_Source records_:
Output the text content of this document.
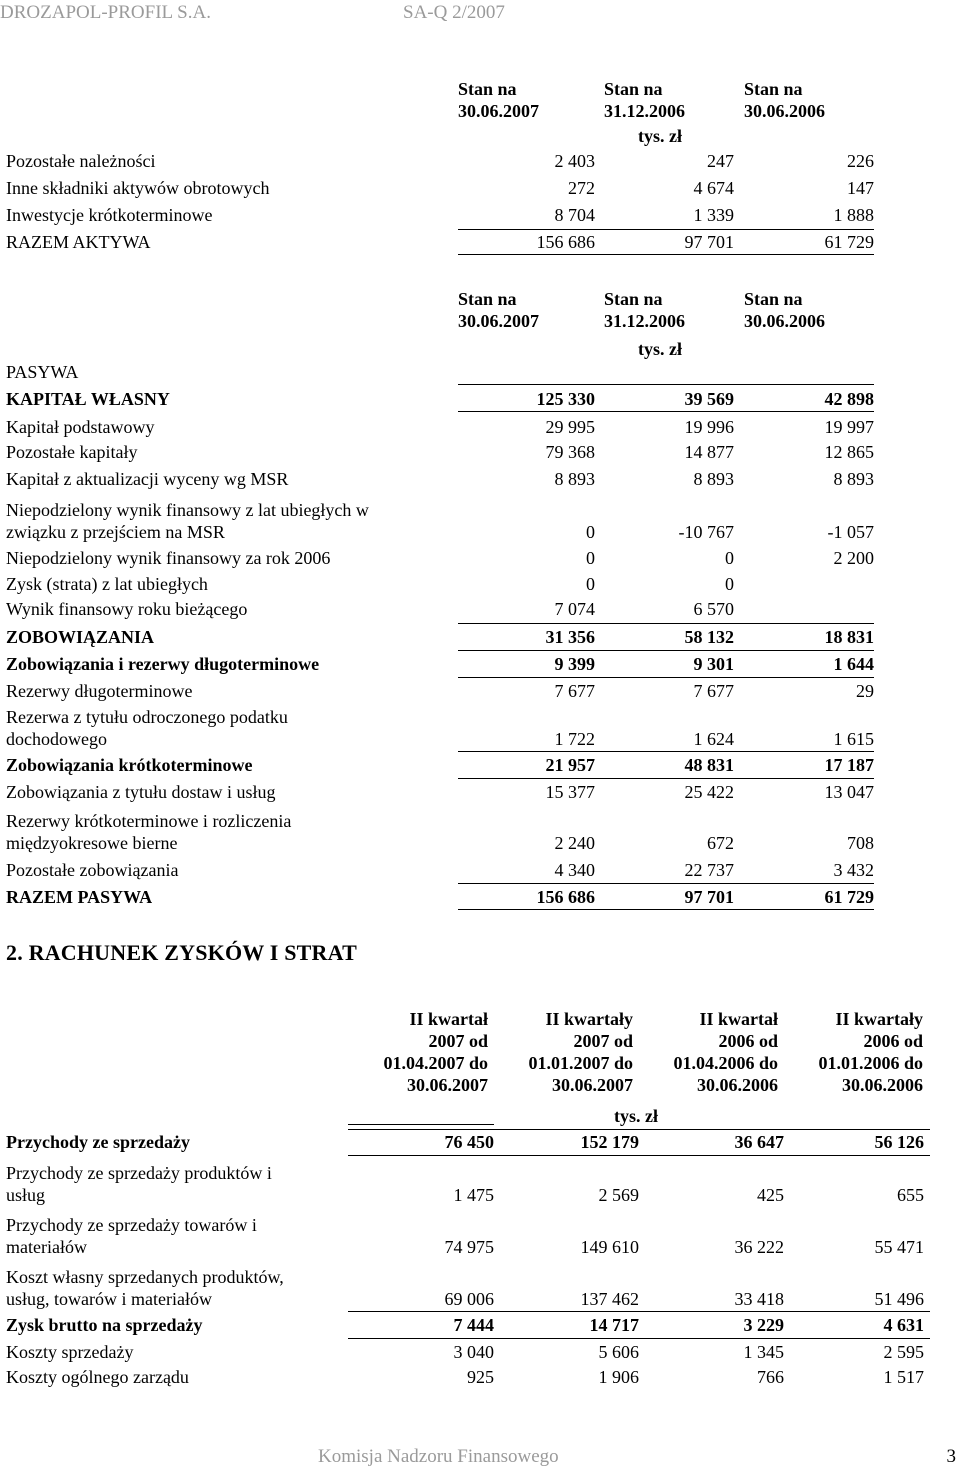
DROZAPOL-PROFIL S.A.	SA-Q 2/2007
Stan na
30.06.2007
Stan na
31.12.2006
Stan na
30.06.2006
tys. zł
Pozostałe należności	2 403	247	226
Inne składniki aktywów obrotowych	272	4 674	147
Inwestycje krótkoterminowe	8 704	1 339	1 888
RAZEM AKTYWA	156 686	97 701	61 729
Stan na
30.06.2007
Stan na
31.12.2006
Stan na
30.06.2006
tys. zł
PASYWA
KAPITAŁ WŁASNY	125 330	39 569	42 898
Kapitał podstawowy	29 995	19 996	19 997
Pozostałe kapitały	79 368	14 877	12 865
Kapitał z aktualizacji wyceny wg MSR	8 893	8 893	8 893
Niepodzielony wynik finansowy z lat ubiegłych w
związku z przejściem na MSR	0	-10 767	-1 057
Niepodzielony wynik finansowy za rok 2006	0	0	2 200
Zysk (strata) z lat ubiegłych	0	0
Wynik finansowy roku bieżącego	7 074	6 570
ZOBOWIĄZANIA	31 356	58 132	18 831
Zobowiązania i rezerwy długoterminowe	9 399	9 301	1 644
Rezerwy długoterminowe	7 677	7 677	29
Rezerwa z tytułu odroczonego podatku
dochodowego	1 722	1 624	1 615
Zobowiązania krótkoterminowe	21 957	48 831	17 187
Zobowiązania z tytułu dostaw i usług	15 377	25 422	13 047
Rezerwy krótkoterminowe i rozliczenia
międzyokresowe bierne	2 240	672	708
Pozostałe zobowiązania	4 340	22 737	3 432
RAZEM PASYWA	156 686	97 701	61 729
2. RACHUNEK ZYSKÓW I STRAT
II kwartał
2007 od
01.04.2007 do
30.06.2007
II kwartały
2007 od
01.01.2007 do
30.06.2007
II kwartał
2006 od
01.04.2006 do
30.06.2006
II kwartały
2006 od
01.01.2006 do
30.06.2006
tys. zł
Przychody ze sprzedaży	76 450	152 179	36 647	56 126
Przychody ze sprzedaży produktów i
usług	1 475	2 569	425	655
Przychody ze sprzedaży towarów i
materiałów	74 975	149 610	36 222	55 471
Koszt własny sprzedanych produktów,
usług, towarów i materiałów	69 006	137 462	33 418	51 496
Zysk brutto na sprzedaży	7 444	14 717	3 229	4 631
Koszty sprzedaży	3 040	5 606	1 345	2 595
Koszty ogólnego zarządu	925	1 906	766	1 517
Komisja Nadzoru Finansowego	3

_Instruction_: Select and copy every line of the material that holds the string "materiałów".

_The result_:
materiałów	74 975	149 610	36 222	55 471
usług, towarów i materiałów	69 006	137 462	33 418	51 496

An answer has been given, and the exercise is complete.